__WHAT THE TASK ASKS__
Reproduce the full listing that appears beneath this instruction exactly.

-- Start --

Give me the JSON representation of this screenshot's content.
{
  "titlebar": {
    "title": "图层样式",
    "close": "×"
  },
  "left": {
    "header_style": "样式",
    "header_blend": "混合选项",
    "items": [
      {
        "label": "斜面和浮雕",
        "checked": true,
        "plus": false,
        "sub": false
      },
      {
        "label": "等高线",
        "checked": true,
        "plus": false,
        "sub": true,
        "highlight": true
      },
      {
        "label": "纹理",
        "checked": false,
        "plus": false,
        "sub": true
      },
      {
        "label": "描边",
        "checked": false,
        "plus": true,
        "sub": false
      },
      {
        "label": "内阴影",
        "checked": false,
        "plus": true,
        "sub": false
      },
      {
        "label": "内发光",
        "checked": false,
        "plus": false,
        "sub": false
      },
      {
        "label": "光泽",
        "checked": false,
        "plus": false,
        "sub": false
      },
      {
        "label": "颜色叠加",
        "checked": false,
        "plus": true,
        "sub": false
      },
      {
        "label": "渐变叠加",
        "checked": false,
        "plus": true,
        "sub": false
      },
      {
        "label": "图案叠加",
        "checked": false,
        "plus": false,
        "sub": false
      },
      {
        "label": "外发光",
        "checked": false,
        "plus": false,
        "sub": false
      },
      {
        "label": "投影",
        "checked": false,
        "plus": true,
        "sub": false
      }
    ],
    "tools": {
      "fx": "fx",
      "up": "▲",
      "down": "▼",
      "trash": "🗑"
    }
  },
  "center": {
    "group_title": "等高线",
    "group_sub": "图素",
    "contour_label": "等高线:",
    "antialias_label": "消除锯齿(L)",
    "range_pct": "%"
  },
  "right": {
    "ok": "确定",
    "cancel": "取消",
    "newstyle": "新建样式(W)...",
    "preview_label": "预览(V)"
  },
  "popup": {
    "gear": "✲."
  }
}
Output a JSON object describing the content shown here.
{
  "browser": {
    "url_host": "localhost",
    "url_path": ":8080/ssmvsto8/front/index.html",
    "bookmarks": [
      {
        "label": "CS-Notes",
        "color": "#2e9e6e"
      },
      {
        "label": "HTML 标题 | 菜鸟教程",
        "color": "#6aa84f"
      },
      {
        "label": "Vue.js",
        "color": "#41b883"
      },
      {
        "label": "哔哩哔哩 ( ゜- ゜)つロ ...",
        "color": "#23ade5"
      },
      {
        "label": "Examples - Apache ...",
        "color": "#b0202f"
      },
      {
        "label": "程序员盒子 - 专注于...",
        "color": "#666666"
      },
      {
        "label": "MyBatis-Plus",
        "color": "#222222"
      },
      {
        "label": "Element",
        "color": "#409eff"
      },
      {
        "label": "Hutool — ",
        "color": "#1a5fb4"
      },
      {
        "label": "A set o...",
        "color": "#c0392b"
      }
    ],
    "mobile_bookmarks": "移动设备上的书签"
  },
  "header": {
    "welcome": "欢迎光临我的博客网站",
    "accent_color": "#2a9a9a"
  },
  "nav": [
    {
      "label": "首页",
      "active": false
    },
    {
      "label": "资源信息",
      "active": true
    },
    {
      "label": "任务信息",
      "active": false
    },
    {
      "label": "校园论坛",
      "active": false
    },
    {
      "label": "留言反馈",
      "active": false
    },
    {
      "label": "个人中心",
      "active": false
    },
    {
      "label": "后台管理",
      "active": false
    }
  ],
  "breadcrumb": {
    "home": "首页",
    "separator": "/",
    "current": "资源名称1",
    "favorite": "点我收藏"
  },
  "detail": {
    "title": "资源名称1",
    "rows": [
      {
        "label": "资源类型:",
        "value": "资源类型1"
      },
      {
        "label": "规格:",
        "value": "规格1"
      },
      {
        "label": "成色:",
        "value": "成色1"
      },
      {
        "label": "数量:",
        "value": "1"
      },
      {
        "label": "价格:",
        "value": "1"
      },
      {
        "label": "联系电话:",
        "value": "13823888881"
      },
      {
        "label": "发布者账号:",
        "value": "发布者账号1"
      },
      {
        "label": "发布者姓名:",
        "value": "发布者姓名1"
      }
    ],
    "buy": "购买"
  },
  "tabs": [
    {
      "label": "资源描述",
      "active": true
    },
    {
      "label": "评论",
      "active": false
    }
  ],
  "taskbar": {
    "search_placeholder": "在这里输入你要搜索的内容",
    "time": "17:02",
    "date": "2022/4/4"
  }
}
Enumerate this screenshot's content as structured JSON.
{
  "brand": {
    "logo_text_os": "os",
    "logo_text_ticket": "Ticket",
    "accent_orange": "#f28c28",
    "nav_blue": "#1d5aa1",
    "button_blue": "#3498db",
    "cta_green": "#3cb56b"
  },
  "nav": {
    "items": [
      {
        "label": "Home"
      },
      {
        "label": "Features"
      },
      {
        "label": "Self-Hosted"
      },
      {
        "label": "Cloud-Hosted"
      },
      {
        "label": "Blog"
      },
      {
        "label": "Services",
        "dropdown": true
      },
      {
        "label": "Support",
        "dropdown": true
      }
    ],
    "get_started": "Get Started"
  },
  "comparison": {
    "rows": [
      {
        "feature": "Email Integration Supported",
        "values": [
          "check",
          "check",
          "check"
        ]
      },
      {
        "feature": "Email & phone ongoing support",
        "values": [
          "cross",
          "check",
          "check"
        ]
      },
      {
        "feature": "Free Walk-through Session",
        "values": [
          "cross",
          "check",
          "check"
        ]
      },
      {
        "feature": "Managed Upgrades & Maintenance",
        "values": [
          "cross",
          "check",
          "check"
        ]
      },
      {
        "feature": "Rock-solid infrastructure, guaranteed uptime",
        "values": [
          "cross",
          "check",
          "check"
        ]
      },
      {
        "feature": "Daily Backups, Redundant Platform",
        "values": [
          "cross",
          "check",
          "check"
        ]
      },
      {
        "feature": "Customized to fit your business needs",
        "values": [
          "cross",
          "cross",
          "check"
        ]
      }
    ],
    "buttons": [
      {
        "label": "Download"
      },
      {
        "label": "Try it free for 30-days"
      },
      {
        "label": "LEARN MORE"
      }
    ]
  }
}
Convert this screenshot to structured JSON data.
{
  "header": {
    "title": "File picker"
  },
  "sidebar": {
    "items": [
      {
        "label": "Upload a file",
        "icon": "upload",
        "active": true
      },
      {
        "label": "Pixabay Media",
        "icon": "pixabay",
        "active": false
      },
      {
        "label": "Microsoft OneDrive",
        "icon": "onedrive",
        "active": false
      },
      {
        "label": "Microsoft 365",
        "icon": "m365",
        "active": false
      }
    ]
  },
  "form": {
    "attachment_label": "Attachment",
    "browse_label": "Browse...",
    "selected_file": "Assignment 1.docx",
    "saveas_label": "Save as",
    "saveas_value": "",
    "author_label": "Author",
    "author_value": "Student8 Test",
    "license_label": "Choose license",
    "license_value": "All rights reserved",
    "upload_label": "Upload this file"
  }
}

-- End --

__TASK RESULT__
Give me the JSON representation of this screenshot's content.
{
  "titlebar": {
    "title": "图层样式",
    "close": "×"
  },
  "left": {
    "header_style": "样式",
    "header_blend": "混合选项",
    "items": [
      {
        "label": "斜面和浮雕",
        "checked": true,
        "plus": false,
        "sub": false
      },
      {
        "label": "等高线",
        "checked": true,
        "plus": false,
        "sub": true,
        "highlight": true
      },
      {
        "label": "纹理",
        "checked": false,
        "plus": false,
        "sub": true
      },
      {
        "label": "描边",
        "checked": false,
        "plus": true,
        "sub": false
      },
      {
        "label": "内阴影",
        "checked": false,
        "plus": true,
        "sub": false
      },
      {
        "label": "内发光",
        "checked": false,
        "plus": false,
        "sub": false
      },
      {
        "label": "光泽",
        "checked": false,
        "plus": false,
        "sub": false
      },
      {
        "label": "颜色叠加",
        "checked": false,
        "plus": true,
        "sub": false
      },
      {
        "label": "渐变叠加",
        "checked": false,
        "plus": true,
        "sub": false
      },
      {
        "label": "图案叠加",
        "checked": false,
        "plus": false,
        "sub": false
      },
      {
        "label": "外发光",
        "checked": false,
        "plus": false,
        "sub": false
      },
      {
        "label": "投影",
        "checked": false,
        "plus": true,
        "sub": false
      }
    ],
    "tools": {
      "fx": "fx",
      "up": "▲",
      "down": "▼",
      "trash": "🗑"
    }
  },
  "center": {
    "group_title": "等高线",
    "group_sub": "图素",
    "contour_label": "等高线:",
    "antialias_label": "消除锯齿(L)",
    "range_pct": "%"
  },
  "right": {
    "ok": "确定",
    "cancel": "取消",
    "newstyle": "新建样式(W)...",
    "preview_label": "预览(V)"
  },
  "popup": {
    "gear": "✲."
  }
}
Output a JSON object describing the content shown here.
{
  "browser": {
    "url_host": "localhost",
    "url_path": ":8080/ssmvsto8/front/index.html",
    "bookmarks": [
      {
        "label": "CS-Notes",
        "color": "#2e9e6e"
      },
      {
        "label": "HTML 标题 | 菜鸟教程",
        "color": "#6aa84f"
      },
      {
        "label": "Vue.js",
        "color": "#41b883"
      },
      {
        "label": "哔哩哔哩 ( ゜- ゜)つロ ...",
        "color": "#23ade5"
      },
      {
        "label": "Examples - Apache ...",
        "color": "#b0202f"
      },
      {
        "label": "程序员盒子 - 专注于...",
        "color": "#666666"
      },
      {
        "label": "MyBatis-Plus",
        "color": "#222222"
      },
      {
        "label": "Element",
        "color": "#409eff"
      },
      {
        "label": "Hutool — ",
        "color": "#1a5fb4"
      },
      {
        "label": "A set o...",
        "color": "#c0392b"
      }
    ],
    "mobile_bookmarks": "移动设备上的书签"
  },
  "header": {
    "welcome": "欢迎光临我的博客网站",
    "accent_color": "#2a9a9a"
  },
  "nav": [
    {
      "label": "首页",
      "active": false
    },
    {
      "label": "资源信息",
      "active": true
    },
    {
      "label": "任务信息",
      "active": false
    },
    {
      "label": "校园论坛",
      "active": false
    },
    {
      "label": "留言反馈",
      "active": false
    },
    {
      "label": "个人中心",
      "active": false
    },
    {
      "label": "后台管理",
      "active": false
    }
  ],
  "breadcrumb": {
    "home": "首页",
    "separator": "/",
    "current": "资源名称1",
    "favorite": "点我收藏"
  },
  "detail": {
    "title": "资源名称1",
    "rows": [
      {
        "label": "资源类型:",
        "value": "资源类型1"
      },
      {
        "label": "规格:",
        "value": "规格1"
      },
      {
        "label": "成色:",
        "value": "成色1"
      },
      {
        "label": "数量:",
        "value": "1"
      },
      {
        "label": "价格:",
        "value": "1"
      },
      {
        "label": "联系电话:",
        "value": "13823888881"
      },
      {
        "label": "发布者账号:",
        "value": "发布者账号1"
      },
      {
        "label": "发布者姓名:",
        "value": "发布者姓名1"
      }
    ],
    "buy": "购买"
  },
  "tabs": [
    {
      "label": "资源描述",
      "active": true
    },
    {
      "label": "评论",
      "active": false
    }
  ],
  "taskbar": {
    "search_placeholder": "在这里输入你要搜索的内容",
    "time": "17:02",
    "date": "2022/4/4"
  }
}
Enumerate this screenshot's content as structured JSON.
{
  "brand": {
    "logo_text_os": "os",
    "logo_text_ticket": "Ticket",
    "accent_orange": "#f28c28",
    "nav_blue": "#1d5aa1",
    "button_blue": "#3498db",
    "cta_green": "#3cb56b"
  },
  "nav": {
    "items": [
      {
        "label": "Home"
      },
      {
        "label": "Features"
      },
      {
        "label": "Self-Hosted"
      },
      {
        "label": "Cloud-Hosted"
      },
      {
        "label": "Blog"
      },
      {
        "label": "Services",
        "dropdown": true
      },
      {
        "label": "Support",
        "dropdown": true
      }
    ],
    "get_started": "Get Started"
  },
  "comparison": {
    "rows": [
      {
        "feature": "Email Integration Supported",
        "values": [
          "check",
          "check",
          "check"
        ]
      },
      {
        "feature": "Email & phone ongoing support",
        "values": [
          "cross",
          "check",
          "check"
        ]
      },
      {
        "feature": "Free Walk-through Session",
        "values": [
          "cross",
          "check",
          "check"
        ]
      },
      {
        "feature": "Managed Upgrades & Maintenance",
        "values": [
          "cross",
          "check",
          "check"
        ]
      },
      {
        "feature": "Rock-solid infrastructure, guaranteed uptime",
        "values": [
          "cross",
          "check",
          "check"
        ]
      },
      {
        "feature": "Daily Backups, Redundant Platform",
        "values": [
          "cross",
          "check",
          "check"
        ]
      },
      {
        "feature": "Customized to fit your business needs",
        "values": [
          "cross",
          "cross",
          "check"
        ]
      }
    ],
    "buttons": [
      {
        "label": "Download"
      },
      {
        "label": "Try it free for 30-days"
      },
      {
        "label": "LEARN MORE"
      }
    ]
  }
}
Convert this screenshot to structured JSON data.
{
  "header": {
    "title": "File picker"
  },
  "sidebar": {
    "items": [
      {
        "label": "Upload a file",
        "icon": "upload",
        "active": true
      },
      {
        "label": "Pixabay Media",
        "icon": "pixabay",
        "active": false
      },
      {
        "label": "Microsoft OneDrive",
        "icon": "onedrive",
        "active": false
      },
      {
        "label": "Microsoft 365",
        "icon": "m365",
        "active": false
      }
    ]
  },
  "form": {
    "attachment_label": "Attachment",
    "browse_label": "Browse...",
    "selected_file": "Assignment 1.docx",
    "saveas_label": "Save as",
    "saveas_value": "",
    "author_label": "Author",
    "author_value": "Student8 Test",
    "license_label": "Choose license",
    "license_value": "All rights reserved",
    "upload_label": "Upload this file"
  }
}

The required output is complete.